● TASK DETAILS
Copy out the lines from the records word for word, starting at the line that contains "terminal-literal-yaml: apiVersion: v1" and ending after the line that contains "annotation-filename-key: 文件名作为Key —".

Layout element annotations:
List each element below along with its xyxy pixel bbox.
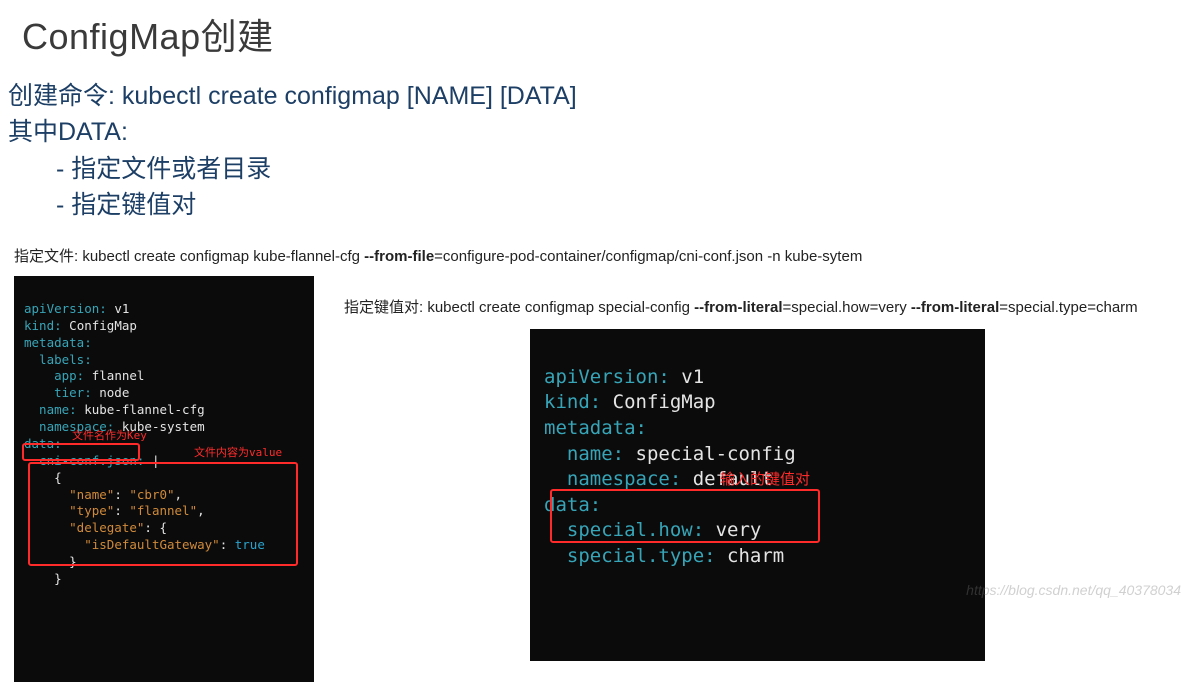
terminal-literal-yaml: apiVersion: v1 kind: ConfigMap metadata:… — [530, 329, 985, 661]
intro-bullet-1: - 指定文件或者目录 — [8, 151, 1191, 187]
intro-cmd: kubectl create configmap [NAME] [DATA] — [122, 82, 577, 110]
json-sep: , — [197, 503, 205, 518]
column-right: 指定键值对: kubectl create configmap special-… — [330, 272, 1191, 661]
intro-block: 创建命令: kubectl create configmap [NAME] [D… — [0, 60, 1191, 223]
json-bool: true — [235, 537, 265, 552]
yaml-key: metadata: — [544, 417, 647, 439]
caption-prefix: 指定文件: kubectl create configmap kube-flan… — [14, 248, 364, 265]
yaml-key: kind: — [24, 318, 62, 333]
yaml-key: tier: — [24, 385, 92, 400]
yaml-key: apiVersion: — [24, 301, 107, 316]
caption-bold: --from-literal — [911, 299, 999, 316]
json-line: { — [24, 470, 62, 485]
yaml-key: cni-conf.json: — [24, 453, 144, 468]
watermark: https://blog.csdn.net/qq_40378034 — [966, 582, 1181, 598]
column-left: apiVersion: v1 kind: ConfigMap metadata:… — [0, 272, 330, 682]
yaml-val: ConfigMap — [62, 318, 137, 333]
intro-label: 创建命令: — [8, 82, 122, 110]
json-line: } — [24, 571, 62, 586]
yaml-key: labels: — [24, 352, 92, 367]
annotation-filename-key: 文件名作为Key — [72, 429, 147, 444]
caption-suffix: =configure-pod-container/configmap/cni-c… — [434, 248, 862, 265]
yaml-val: kube-flannel-cfg — [77, 402, 205, 417]
terminal-file-yaml: apiVersion: v1 kind: ConfigMap metadata:… — [14, 276, 314, 682]
page-title: ConfigMap创建 — [0, 0, 1191, 60]
example-literal-caption: 指定键值对: kubectl create configmap special-… — [330, 272, 1191, 325]
json-val: "cbr0" — [129, 487, 174, 502]
annotation-content-value: 文件内容为value — [194, 446, 282, 461]
json-sep: : — [114, 503, 129, 518]
example-file-caption: 指定文件: kubectl create configmap kube-flan… — [0, 223, 1191, 272]
caption-mid: =special.how=very — [783, 299, 911, 316]
json-val: "flannel" — [129, 503, 197, 518]
yaml-key: kind: — [544, 391, 601, 413]
json-line — [24, 537, 84, 552]
yaml-val: charm — [716, 545, 785, 567]
json-line: } — [24, 554, 77, 569]
yaml-key: name: — [24, 402, 77, 417]
yaml-key: namespace: — [544, 468, 681, 490]
intro-command-line: 创建命令: kubectl create configmap [NAME] [D… — [8, 78, 1191, 114]
annotation-kv: 输入的键值对 — [720, 469, 810, 489]
json-key: "isDefaultGateway" — [84, 537, 219, 552]
intro-bullet-2: - 指定键值对 — [8, 187, 1191, 223]
yaml-val: v1 — [670, 366, 704, 388]
yaml-key: special.type: — [544, 545, 716, 567]
yaml-key: apiVersion: — [544, 366, 670, 388]
json-sep: : { — [144, 520, 167, 535]
yaml-val: flannel — [84, 368, 144, 383]
yaml-key: name: — [544, 443, 624, 465]
yaml-val: | — [144, 453, 159, 468]
json-sep: : — [220, 537, 235, 552]
json-key: "type" — [69, 503, 114, 518]
caption-bold: --from-file — [364, 248, 434, 265]
caption-suffix: =special.type=charm — [999, 299, 1137, 316]
json-line — [24, 520, 69, 535]
json-sep: , — [175, 487, 183, 502]
json-sep: : — [114, 487, 129, 502]
json-line — [24, 487, 69, 502]
yaml-val: node — [92, 385, 130, 400]
intro-data-label: 其中DATA: — [8, 114, 1191, 150]
yaml-key: data: — [24, 436, 62, 451]
yaml-key: app: — [24, 368, 84, 383]
yaml-val: special-config — [624, 443, 796, 465]
yaml-val: very — [704, 519, 761, 541]
caption-bold: --from-literal — [694, 299, 782, 316]
yaml-key: data: — [544, 494, 601, 516]
json-key: "name" — [69, 487, 114, 502]
json-line — [24, 503, 69, 518]
yaml-key: special.how: — [544, 519, 704, 541]
yaml-val: v1 — [107, 301, 130, 316]
yaml-key: metadata: — [24, 335, 92, 350]
columns: apiVersion: v1 kind: ConfigMap metadata:… — [0, 272, 1191, 682]
yaml-val: ConfigMap — [601, 391, 715, 413]
caption-prefix: 指定键值对: kubectl create configmap special-… — [344, 299, 694, 316]
json-key: "delegate" — [69, 520, 144, 535]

● OUTPUT
terminal-literal-yaml: apiVersion: v1 kind: ConfigMap metadata:… — [530, 329, 985, 661]
intro-bullet-1: - 指定文件或者目录 — [8, 151, 1191, 187]
intro-cmd: kubectl create configmap [NAME] [DATA] — [122, 82, 577, 110]
json-sep: , — [197, 503, 205, 518]
column-right: 指定键值对: kubectl create configmap special-… — [330, 272, 1191, 661]
intro-block: 创建命令: kubectl create configmap [NAME] [D… — [0, 60, 1191, 223]
json-bool: true — [235, 537, 265, 552]
yaml-key: metadata: — [544, 417, 647, 439]
caption-prefix: 指定文件: kubectl create configmap kube-flan… — [14, 248, 364, 265]
yaml-key: kind: — [24, 318, 62, 333]
yaml-key: tier: — [24, 385, 92, 400]
yaml-key: apiVersion: — [24, 301, 107, 316]
caption-bold: --from-literal — [911, 299, 999, 316]
json-line: { — [24, 470, 62, 485]
yaml-key: cni-conf.json: — [24, 453, 144, 468]
watermark: https://blog.csdn.net/qq_40378034 — [966, 582, 1181, 598]
column-left: apiVersion: v1 kind: ConfigMap metadata:… — [0, 272, 330, 682]
yaml-val: ConfigMap — [62, 318, 137, 333]
intro-label: 创建命令: — [8, 82, 122, 110]
json-line: } — [24, 571, 62, 586]
yaml-key: labels: — [24, 352, 92, 367]
annotation-filename-key: 文件名作为Key — [72, 429, 147, 444]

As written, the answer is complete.